• [THE TASK]:
Set out every line bearing the string "三清三拆".

Data entries

※ ※ ※

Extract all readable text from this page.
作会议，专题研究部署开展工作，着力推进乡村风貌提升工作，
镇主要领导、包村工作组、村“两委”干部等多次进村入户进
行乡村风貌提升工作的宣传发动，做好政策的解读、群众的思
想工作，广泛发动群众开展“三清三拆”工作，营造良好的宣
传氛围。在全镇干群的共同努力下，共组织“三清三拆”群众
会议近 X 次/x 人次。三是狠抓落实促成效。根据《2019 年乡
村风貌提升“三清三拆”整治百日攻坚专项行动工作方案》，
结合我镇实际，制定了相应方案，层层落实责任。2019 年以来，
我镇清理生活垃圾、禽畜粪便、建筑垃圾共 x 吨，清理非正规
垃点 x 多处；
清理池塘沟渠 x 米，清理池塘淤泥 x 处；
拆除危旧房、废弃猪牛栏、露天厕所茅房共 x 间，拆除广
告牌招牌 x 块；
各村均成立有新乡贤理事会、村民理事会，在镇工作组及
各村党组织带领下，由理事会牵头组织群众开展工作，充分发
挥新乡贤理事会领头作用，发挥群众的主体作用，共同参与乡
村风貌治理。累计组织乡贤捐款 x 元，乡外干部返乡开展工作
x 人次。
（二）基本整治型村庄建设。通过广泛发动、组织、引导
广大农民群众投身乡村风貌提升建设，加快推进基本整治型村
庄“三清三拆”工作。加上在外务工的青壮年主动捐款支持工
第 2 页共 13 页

※ ※ ※

• [WRITTEN RESPONSE]:
想工作，广泛发动群众开展“三清三拆”工作，营造良好的宣
传氛围。在全镇干群的共同努力下，共组织“三清三拆”群众
村风貌提升“三清三拆”整治百日攻坚专项行动工作方案》，
庄“三清三拆”工作。加上在外务工的青壮年主动捐款支持工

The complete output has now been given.